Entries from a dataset
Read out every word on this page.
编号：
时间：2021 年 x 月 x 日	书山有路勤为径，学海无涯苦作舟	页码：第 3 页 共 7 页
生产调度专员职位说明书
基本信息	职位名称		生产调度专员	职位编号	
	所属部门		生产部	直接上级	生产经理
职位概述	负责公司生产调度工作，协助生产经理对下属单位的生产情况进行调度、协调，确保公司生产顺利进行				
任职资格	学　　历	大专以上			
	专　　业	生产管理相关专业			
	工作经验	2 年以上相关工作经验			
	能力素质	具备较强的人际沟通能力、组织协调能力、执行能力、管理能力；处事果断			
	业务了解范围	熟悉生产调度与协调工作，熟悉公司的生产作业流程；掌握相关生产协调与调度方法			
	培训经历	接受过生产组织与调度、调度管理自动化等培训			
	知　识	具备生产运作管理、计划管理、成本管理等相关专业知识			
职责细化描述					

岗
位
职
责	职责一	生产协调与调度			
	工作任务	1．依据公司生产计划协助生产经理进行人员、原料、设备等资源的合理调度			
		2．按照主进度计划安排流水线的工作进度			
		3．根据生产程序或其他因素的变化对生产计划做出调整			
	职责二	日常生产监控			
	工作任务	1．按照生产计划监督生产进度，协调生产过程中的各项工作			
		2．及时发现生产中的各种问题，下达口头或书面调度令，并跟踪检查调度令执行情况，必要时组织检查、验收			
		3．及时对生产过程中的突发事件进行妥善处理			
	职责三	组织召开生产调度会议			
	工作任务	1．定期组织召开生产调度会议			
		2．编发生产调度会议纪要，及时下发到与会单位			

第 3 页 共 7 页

§ What needs to be done: Reproduce the listing above word for word.

§ Answer to the problem:
Read out every word on this page.
编号：
时间：2021 年 x 月 x 日	书山有路勤为径，学海无涯苦作舟	页码：第 3 页 共 7 页
生产调度专员职位说明书
基本信息	职位名称		生产调度专员	职位编号	
	所属部门		生产部	直接上级	生产经理
职位概述	负责公司生产调度工作，协助生产经理对下属单位的生产情况进行调度、协调，确保公司生产顺利进行				
任职资格	学　　历	大专以上			
	专　　业	生产管理相关专业			
	工作经验	2 年以上相关工作经验			
	能力素质	具备较强的人际沟通能力、组织协调能力、执行能力、管理能力；处事果断			
	业务了解范围	熟悉生产调度与协调工作，熟悉公司的生产作业流程；掌握相关生产协调与调度方法			
	培训经历	接受过生产组织与调度、调度管理自动化等培训			
	知　识	具备生产运作管理、计划管理、成本管理等相关专业知识			
职责细化描述					

岗
位
职
责	职责一	生产协调与调度			
	工作任务	1．依据公司生产计划协助生产经理进行人员、原料、设备等资源的合理调度			
		2．按照主进度计划安排流水线的工作进度			
		3．根据生产程序或其他因素的变化对生产计划做出调整			
	职责二	日常生产监控			
	工作任务	1．按照生产计划监督生产进度，协调生产过程中的各项工作			
		2．及时发现生产中的各种问题，下达口头或书面调度令，并跟踪检查调度令执行情况，必要时组织检查、验收			
		3．及时对生产过程中的突发事件进行妥善处理			
	职责三	组织召开生产调度会议			
	工作任务	1．定期组织召开生产调度会议			
		2．编发生产调度会议纪要，及时下发到与会单位			

第 3 页 共 7 页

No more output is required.